WHAT IS EXPECTED: Could you turn every line of the material below into a numbered list, leaving out any blank lines?

MATERIAL SUPPLIED:

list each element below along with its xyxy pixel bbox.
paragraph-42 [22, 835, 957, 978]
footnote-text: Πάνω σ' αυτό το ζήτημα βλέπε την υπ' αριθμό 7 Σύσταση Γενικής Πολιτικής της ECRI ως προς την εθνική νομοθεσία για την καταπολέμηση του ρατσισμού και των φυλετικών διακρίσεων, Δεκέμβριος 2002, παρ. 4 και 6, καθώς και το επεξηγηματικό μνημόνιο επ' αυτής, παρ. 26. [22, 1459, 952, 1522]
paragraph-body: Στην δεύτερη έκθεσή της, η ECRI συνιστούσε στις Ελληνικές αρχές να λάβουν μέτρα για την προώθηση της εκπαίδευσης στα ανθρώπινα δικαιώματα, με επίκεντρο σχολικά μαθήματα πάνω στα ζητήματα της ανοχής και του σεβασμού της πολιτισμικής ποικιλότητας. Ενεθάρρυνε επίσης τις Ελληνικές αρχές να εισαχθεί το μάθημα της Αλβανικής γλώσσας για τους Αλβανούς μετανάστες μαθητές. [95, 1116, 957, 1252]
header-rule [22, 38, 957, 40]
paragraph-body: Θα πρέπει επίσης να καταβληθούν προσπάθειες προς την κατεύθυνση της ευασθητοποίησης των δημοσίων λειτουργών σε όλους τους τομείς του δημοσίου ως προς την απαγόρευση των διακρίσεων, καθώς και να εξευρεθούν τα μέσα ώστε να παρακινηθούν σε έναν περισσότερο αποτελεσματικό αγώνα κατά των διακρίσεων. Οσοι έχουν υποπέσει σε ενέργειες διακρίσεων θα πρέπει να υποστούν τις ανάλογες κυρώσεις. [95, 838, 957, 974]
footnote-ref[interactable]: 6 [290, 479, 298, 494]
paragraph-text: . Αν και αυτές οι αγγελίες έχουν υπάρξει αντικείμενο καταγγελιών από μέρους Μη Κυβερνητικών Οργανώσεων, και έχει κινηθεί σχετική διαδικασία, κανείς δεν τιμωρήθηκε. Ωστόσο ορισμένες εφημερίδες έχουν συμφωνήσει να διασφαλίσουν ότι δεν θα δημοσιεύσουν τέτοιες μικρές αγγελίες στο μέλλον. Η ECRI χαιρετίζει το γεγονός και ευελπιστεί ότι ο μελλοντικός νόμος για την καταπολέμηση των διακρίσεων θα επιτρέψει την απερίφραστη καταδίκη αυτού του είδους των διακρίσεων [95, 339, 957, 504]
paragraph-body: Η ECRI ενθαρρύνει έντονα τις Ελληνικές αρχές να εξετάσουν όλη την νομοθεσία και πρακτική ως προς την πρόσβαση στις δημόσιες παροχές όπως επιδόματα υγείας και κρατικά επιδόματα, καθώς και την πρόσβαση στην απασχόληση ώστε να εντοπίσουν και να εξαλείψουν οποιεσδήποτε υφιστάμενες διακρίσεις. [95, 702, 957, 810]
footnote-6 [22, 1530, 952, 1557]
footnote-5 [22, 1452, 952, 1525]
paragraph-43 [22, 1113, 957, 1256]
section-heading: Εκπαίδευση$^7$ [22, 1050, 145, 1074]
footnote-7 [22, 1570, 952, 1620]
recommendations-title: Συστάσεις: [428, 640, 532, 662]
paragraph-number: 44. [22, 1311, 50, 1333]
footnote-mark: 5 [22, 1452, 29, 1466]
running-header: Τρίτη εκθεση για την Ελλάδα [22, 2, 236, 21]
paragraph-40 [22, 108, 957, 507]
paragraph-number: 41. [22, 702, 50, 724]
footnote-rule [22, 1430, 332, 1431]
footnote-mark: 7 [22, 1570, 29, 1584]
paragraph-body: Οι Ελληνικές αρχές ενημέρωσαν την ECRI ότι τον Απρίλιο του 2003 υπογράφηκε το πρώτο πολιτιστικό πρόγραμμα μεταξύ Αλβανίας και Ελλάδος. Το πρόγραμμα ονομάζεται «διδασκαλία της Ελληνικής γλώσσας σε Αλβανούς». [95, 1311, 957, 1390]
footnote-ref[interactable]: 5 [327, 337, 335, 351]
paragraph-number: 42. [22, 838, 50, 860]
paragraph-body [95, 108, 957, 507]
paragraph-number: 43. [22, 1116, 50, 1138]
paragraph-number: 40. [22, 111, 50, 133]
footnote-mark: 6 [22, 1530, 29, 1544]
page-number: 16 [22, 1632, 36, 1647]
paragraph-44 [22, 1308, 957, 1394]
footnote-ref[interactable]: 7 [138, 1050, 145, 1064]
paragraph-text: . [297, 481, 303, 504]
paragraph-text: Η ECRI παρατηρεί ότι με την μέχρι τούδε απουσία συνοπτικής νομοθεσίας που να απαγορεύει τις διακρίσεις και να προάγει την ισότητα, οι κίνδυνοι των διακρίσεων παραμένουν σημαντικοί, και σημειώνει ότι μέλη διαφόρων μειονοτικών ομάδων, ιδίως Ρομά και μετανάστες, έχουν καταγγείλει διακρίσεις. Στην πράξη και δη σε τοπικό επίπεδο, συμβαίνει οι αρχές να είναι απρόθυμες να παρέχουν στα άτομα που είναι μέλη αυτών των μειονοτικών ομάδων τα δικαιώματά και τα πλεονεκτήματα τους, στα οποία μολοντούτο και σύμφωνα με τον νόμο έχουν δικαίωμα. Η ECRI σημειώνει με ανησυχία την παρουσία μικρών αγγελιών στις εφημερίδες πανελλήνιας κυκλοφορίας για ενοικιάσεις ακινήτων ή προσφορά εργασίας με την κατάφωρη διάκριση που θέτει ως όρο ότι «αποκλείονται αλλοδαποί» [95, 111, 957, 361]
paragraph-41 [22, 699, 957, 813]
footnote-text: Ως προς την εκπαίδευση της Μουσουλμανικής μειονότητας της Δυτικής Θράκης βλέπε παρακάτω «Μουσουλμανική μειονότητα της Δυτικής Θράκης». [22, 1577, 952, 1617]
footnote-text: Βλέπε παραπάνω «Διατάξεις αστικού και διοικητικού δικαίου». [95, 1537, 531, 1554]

EXPECTED ANSWER:
1. list each element below along with its xyxy pixel bbox.
2. paragraph-42 [22, 835, 957, 978]
3. footnote-text: Πάνω σ' αυτό το ζήτημα βλέπε την υπ' αριθμό 7 Σύσταση Γενικής Πολιτικής της ECRI ως προς την εθνική νομοθεσία για την καταπολέμηση του ρατσισμού και των φυλετικών διακρίσεων, Δεκέμβριος 2002, παρ. 4 και 6, καθώς και το επεξηγηματικό μνημόνιο επ' αυτής, παρ. 26. [22, 1459, 952, 1522]
4. paragraph-body: Στην δεύτερη έκθεσή της, η ECRI συνιστούσε στις Ελληνικές αρχές να λάβουν μέτρα για την προώθηση της εκπαίδευσης στα ανθρώπινα δικαιώματα, με επίκεντρο σχολικά μαθήματα πάνω στα ζητήματα της ανοχής και του σεβασμού της πολιτισμικής ποικιλότητας. Ενεθάρρυνε επίσης τις Ελληνικές αρχές να εισαχθεί το μάθημα της Αλβανικής γλώσσας για τους Αλβανούς μετανάστες μαθητές. [95, 1116, 957, 1252]
5. header-rule [22, 38, 957, 40]
6. paragraph-body: Θα πρέπει επίσης να καταβληθούν προσπάθειες προς την κατεύθυνση της ευασθητοποίησης των δημοσίων λειτουργών σε όλους τους τομείς του δημοσίου ως προς την απαγόρευση των διακρίσεων, καθώς και να εξευρεθούν τα μέσα ώστε να παρακινηθούν σε έναν περισσότερο αποτελεσματικό αγώνα κατά των διακρίσεων. Οσοι έχουν υποπέσει σε ενέργειες διακρίσεων θα πρέπει να υποστούν τις ανάλογες κυρώσεις. [95, 838, 957, 974]
7. footnote-ref[interactable]: 6 [290, 479, 298, 494]
8. paragraph-text: . Αν και αυτές οι αγγελίες έχουν υπάρξει αντικείμενο καταγγελιών από μέρους Μη Κυβερνητικών Οργανώσεων, και έχει κινηθεί σχετική διαδικασία, κανείς δεν τιμωρήθηκε. Ωστόσο ορισμένες εφημερίδες έχουν συμφωνήσει να διασφαλίσουν ότι δεν θα δημοσιεύσουν τέτοιες μικρές αγγελίες στο μέλλον. Η ECRI χαιρετίζει το γεγονός και ευελπιστεί ότι ο μελλοντικός νόμος για την καταπολέμηση των διακρίσεων θα επιτρέψει την απερίφραστη καταδίκη αυτού του είδους των διακρίσεων [95, 339, 957, 504]
9. paragraph-body: Η ECRI ενθαρρύνει έντονα τις Ελληνικές αρχές να εξετάσουν όλη την νομοθεσία και πρακτική ως προς την πρόσβαση στις δημόσιες παροχές όπως επιδόματα υγείας και κρατικά επιδόματα, καθώς και την πρόσβαση στην απασχόληση ώστε να εντοπίσουν και να εξαλείψουν οποιεσδήποτε υφιστάμενες διακρίσεις. [95, 702, 957, 810]
10. footnote-6 [22, 1530, 952, 1557]
11. footnote-5 [22, 1452, 952, 1525]
12. paragraph-43 [22, 1113, 957, 1256]
13. section-heading: Εκπαίδευση$^7$ [22, 1050, 145, 1074]
14. footnote-7 [22, 1570, 952, 1620]
15. recommendations-title: Συστάσεις: [428, 640, 532, 662]
16. paragraph-number: 44. [22, 1311, 50, 1333]
17. footnote-mark: 5 [22, 1452, 29, 1466]
18. running-header: Τρίτη εκθεση για την Ελλάδα [22, 2, 236, 21]
19. paragraph-40 [22, 108, 957, 507]
20. paragraph-number: 41. [22, 702, 50, 724]
21. footnote-rule [22, 1430, 332, 1431]
22. footnote-mark: 7 [22, 1570, 29, 1584]
23. paragraph-body: Οι Ελληνικές αρχές ενημέρωσαν την ECRI ότι τον Απρίλιο του 2003 υπογράφηκε το πρώτο πολιτιστικό πρόγραμμα μεταξύ Αλβανίας και Ελλάδος. Το πρόγραμμα ονομάζεται «διδασκαλία της Ελληνικής γλώσσας σε Αλβανούς». [95, 1311, 957, 1390]
24. footnote-ref[interactable]: 5 [327, 337, 335, 351]
25. paragraph-number: 42. [22, 838, 50, 860]
26. paragraph-body [95, 108, 957, 507]
27. paragraph-number: 43. [22, 1116, 50, 1138]
28. paragraph-number: 40. [22, 111, 50, 133]
29. footnote-mark: 6 [22, 1530, 29, 1544]
30. page-number: 16 [22, 1632, 36, 1647]
31. paragraph-44 [22, 1308, 957, 1394]
32. footnote-ref[interactable]: 7 [138, 1050, 145, 1064]
33. paragraph-text: . [297, 481, 303, 504]
34. paragraph-text: Η ECRI παρατηρεί ότι με την μέχρι τούδε απουσία συνοπτικής νομοθεσίας που να απαγορεύει τις διακρίσεις και να προάγει την ισότητα, οι κίνδυνοι των διακρίσεων παραμένουν σημαντικοί, και σημειώνει ότι μέλη διαφόρων μειονοτικών ομάδων, ιδίως Ρομά και μετανάστες, έχουν καταγγείλει διακρίσεις. Στην πράξη και δη σε τοπικό επίπεδο, συμβαίνει οι αρχές να είναι απρόθυμες να παρέχουν στα άτομα που είναι μέλη αυτών των μειονοτικών ομάδων τα δικαιώματά και τα πλεονεκτήματα τους, στα οποία μολοντούτο και σύμφωνα με τον νόμο έχουν δικαίωμα. Η ECRI σημειώνει με ανησυχία την παρουσία μικρών αγγελιών στις εφημερίδες πανελλήνιας κυκλοφορίας για ενοικιάσεις ακινήτων ή προσφορά εργασίας με την κατάφωρη διάκριση που θέτει ως όρο ότι «αποκλείονται αλλοδαποί» [95, 111, 957, 361]
35. paragraph-41 [22, 699, 957, 813]
36. footnote-text: Ως προς την εκπαίδευση της Μουσουλμανικής μειονότητας της Δυτικής Θράκης βλέπε παρακάτω «Μουσουλμανική μειονότητα της Δυτικής Θράκης». [22, 1577, 952, 1617]
37. footnote-text: Βλέπε παραπάνω «Διατάξεις αστικού και διοικητικού δικαίου». [95, 1537, 531, 1554]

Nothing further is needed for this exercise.